§ **What you have to do**: Report how many lines below contain the word "this". Give only the number.

Stored data
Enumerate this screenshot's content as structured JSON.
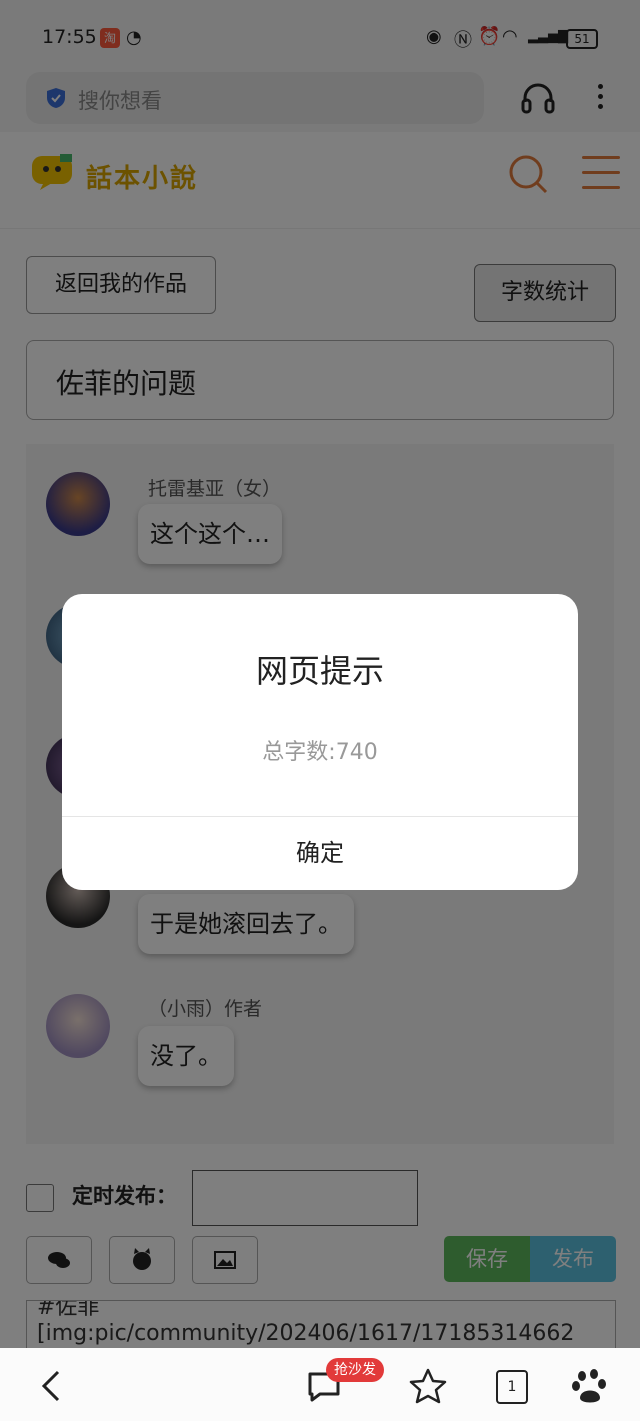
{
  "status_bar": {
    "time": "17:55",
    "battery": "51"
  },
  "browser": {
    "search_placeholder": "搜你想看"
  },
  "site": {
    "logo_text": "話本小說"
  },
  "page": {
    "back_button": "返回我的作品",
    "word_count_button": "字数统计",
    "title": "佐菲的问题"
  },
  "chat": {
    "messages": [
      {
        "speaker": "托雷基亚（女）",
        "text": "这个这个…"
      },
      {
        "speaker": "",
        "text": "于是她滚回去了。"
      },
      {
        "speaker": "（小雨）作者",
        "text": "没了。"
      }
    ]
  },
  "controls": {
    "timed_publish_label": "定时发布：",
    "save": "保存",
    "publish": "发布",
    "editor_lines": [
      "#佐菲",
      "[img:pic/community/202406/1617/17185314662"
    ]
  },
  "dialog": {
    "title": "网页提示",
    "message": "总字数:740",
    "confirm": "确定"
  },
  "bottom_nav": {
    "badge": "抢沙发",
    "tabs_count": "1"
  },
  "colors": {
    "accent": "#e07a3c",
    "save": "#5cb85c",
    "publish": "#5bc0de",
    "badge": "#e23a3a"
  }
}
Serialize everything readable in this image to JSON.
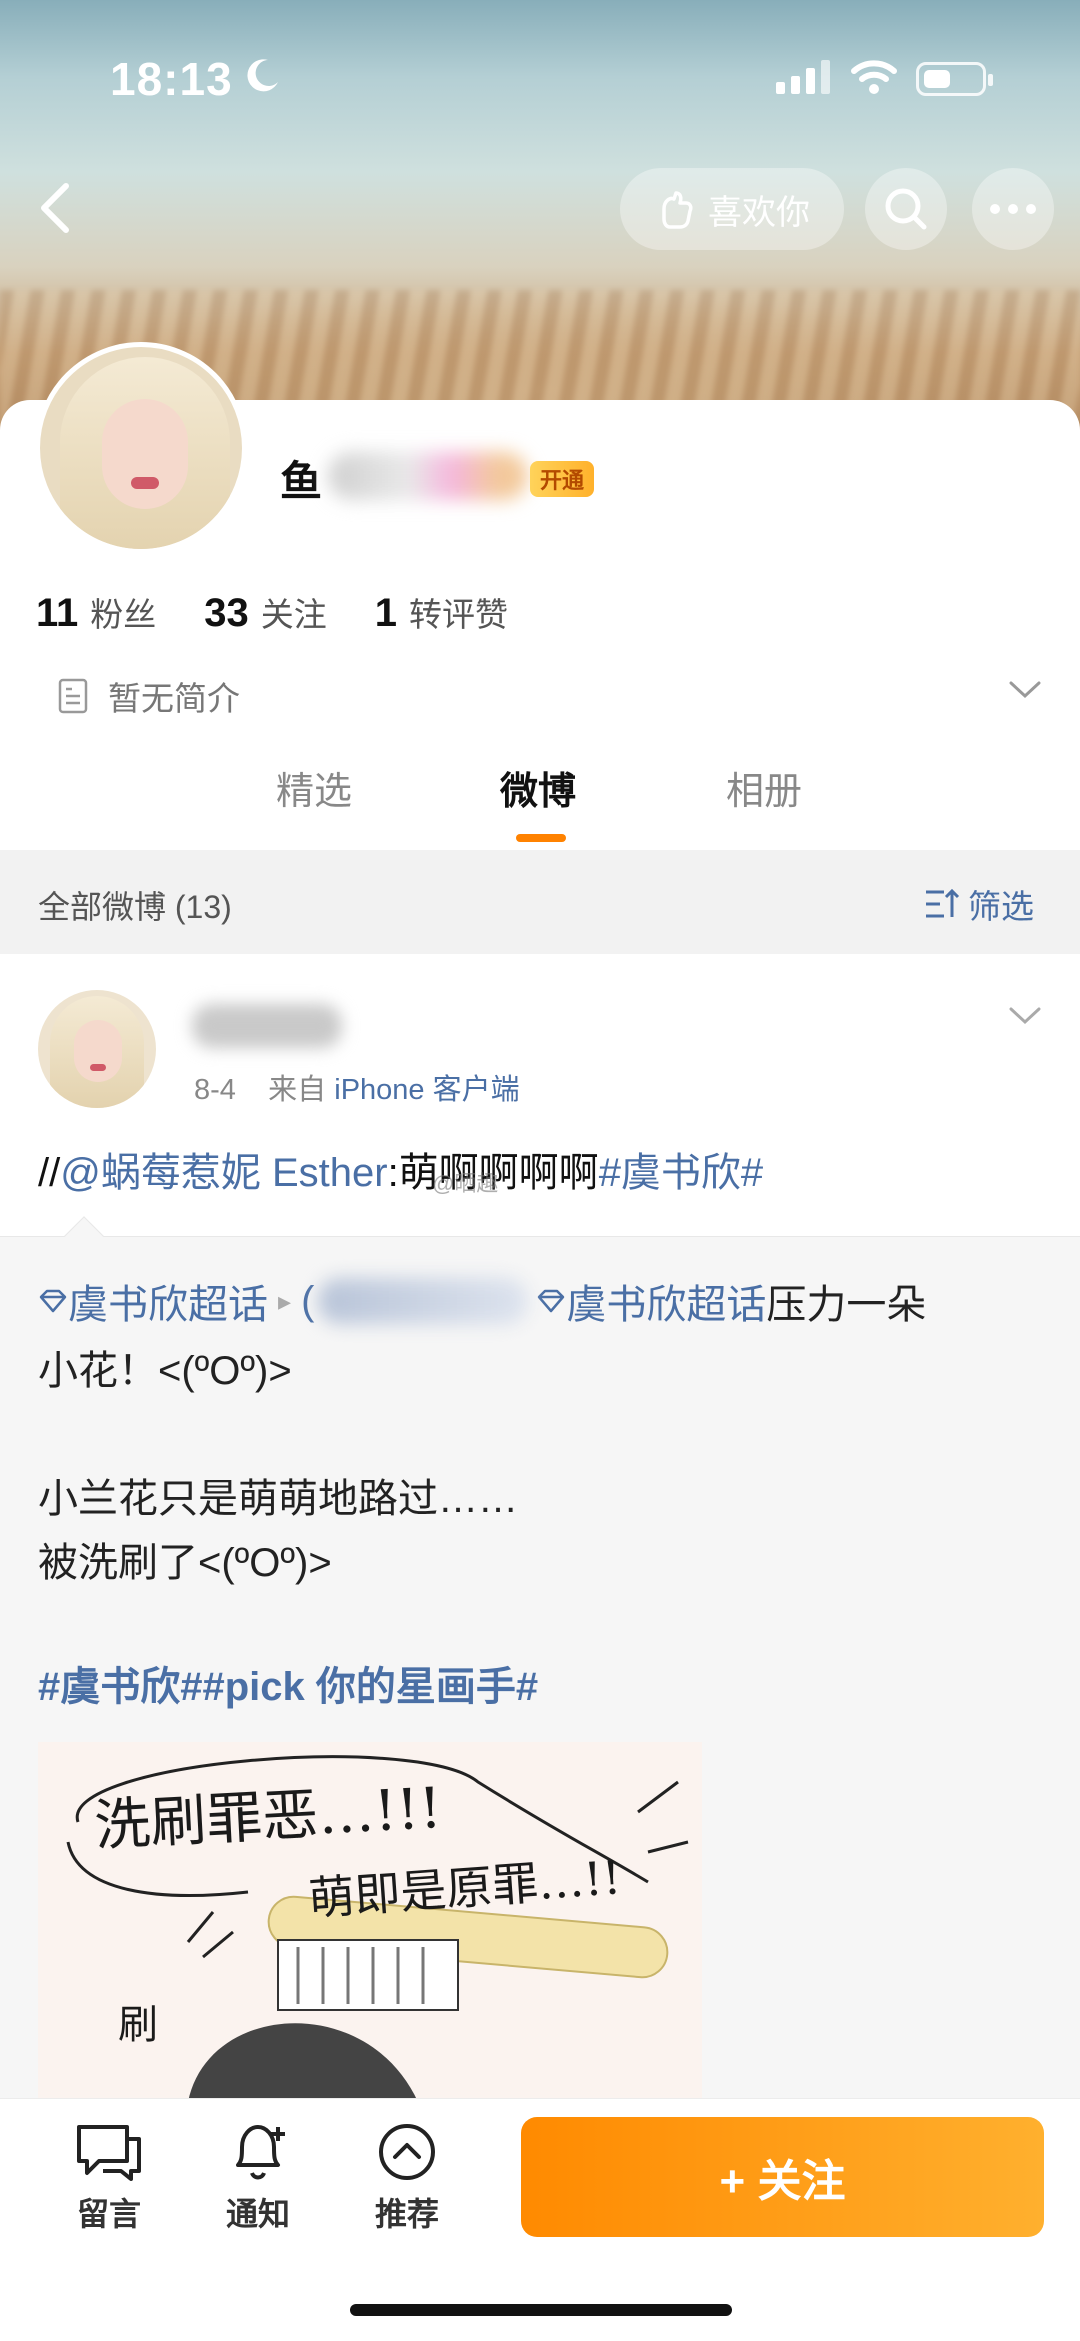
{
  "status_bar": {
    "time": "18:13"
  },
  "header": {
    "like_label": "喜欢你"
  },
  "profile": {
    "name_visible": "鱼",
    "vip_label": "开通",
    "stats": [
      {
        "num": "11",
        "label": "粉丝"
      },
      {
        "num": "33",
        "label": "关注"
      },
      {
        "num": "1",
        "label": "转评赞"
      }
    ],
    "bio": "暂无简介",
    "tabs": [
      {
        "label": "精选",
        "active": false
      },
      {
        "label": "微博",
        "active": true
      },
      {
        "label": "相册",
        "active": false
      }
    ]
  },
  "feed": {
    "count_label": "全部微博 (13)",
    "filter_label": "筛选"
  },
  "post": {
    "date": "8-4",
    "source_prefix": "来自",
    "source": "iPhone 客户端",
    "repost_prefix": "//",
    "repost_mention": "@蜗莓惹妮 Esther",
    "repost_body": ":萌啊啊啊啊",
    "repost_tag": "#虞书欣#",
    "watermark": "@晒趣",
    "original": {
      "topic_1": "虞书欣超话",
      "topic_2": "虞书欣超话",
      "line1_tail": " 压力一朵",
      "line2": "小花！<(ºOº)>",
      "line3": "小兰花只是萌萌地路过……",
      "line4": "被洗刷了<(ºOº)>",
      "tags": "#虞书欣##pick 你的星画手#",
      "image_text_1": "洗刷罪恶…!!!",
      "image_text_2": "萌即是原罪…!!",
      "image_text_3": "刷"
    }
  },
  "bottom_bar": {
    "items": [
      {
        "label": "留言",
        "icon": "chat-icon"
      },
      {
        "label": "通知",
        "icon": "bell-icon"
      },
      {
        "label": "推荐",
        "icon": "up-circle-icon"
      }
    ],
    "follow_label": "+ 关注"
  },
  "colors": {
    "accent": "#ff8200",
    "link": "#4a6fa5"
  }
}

...

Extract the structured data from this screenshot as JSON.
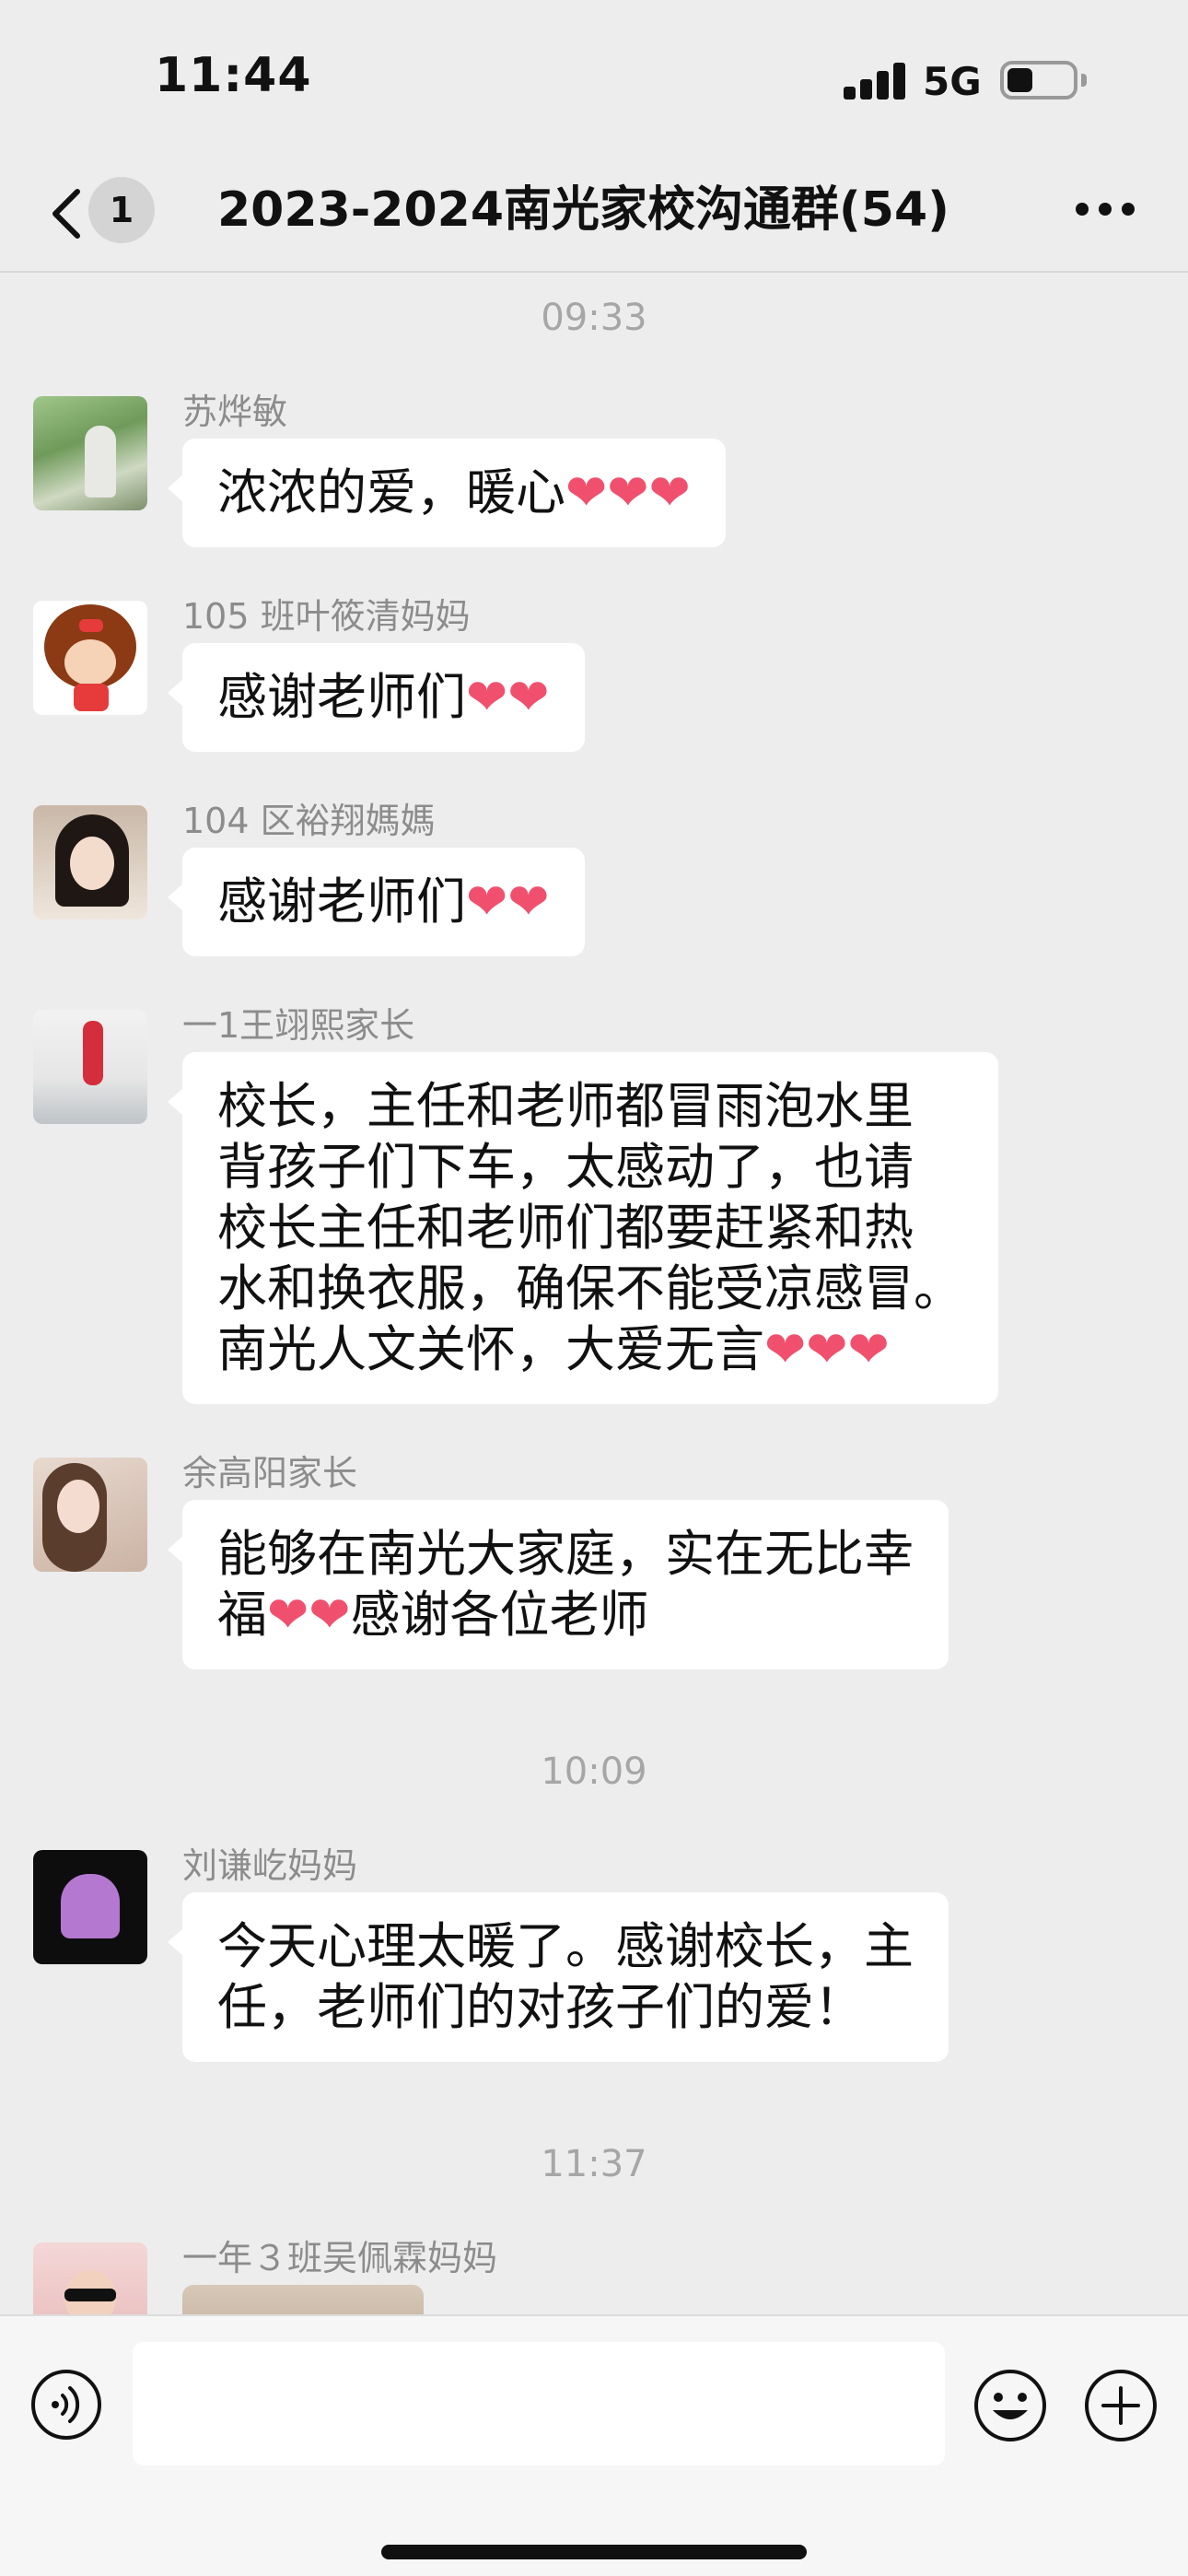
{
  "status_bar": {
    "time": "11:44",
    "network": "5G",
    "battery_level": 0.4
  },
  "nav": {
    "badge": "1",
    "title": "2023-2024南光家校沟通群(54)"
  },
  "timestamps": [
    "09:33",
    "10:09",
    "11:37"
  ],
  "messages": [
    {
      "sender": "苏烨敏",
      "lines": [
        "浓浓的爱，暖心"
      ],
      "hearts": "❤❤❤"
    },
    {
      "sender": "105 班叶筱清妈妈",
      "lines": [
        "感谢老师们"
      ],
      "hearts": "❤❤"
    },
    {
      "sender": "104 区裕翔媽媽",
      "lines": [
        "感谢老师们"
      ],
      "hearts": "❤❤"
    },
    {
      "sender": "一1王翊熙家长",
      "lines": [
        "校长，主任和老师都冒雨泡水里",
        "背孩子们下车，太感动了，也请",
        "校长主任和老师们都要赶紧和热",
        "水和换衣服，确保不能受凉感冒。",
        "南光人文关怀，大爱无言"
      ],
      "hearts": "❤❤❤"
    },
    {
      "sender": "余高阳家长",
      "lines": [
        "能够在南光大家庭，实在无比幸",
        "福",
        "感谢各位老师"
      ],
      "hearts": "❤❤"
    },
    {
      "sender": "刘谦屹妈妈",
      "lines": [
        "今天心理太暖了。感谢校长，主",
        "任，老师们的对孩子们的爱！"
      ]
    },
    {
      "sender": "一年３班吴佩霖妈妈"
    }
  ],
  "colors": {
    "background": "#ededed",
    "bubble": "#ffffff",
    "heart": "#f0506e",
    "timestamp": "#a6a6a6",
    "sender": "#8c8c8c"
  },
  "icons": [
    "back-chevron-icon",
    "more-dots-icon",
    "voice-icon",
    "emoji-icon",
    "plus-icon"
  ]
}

---

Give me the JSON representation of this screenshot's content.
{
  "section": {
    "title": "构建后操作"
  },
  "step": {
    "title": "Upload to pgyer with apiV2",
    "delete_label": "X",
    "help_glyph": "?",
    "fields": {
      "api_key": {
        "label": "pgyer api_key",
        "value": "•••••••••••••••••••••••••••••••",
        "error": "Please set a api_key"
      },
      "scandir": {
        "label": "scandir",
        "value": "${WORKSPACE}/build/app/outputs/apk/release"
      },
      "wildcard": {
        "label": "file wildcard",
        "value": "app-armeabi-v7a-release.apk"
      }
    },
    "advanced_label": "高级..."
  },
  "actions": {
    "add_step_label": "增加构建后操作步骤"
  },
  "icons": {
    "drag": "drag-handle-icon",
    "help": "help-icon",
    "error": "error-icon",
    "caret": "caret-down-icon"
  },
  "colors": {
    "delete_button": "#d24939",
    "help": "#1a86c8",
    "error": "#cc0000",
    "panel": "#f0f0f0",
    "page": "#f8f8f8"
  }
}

§ **Solution**: 4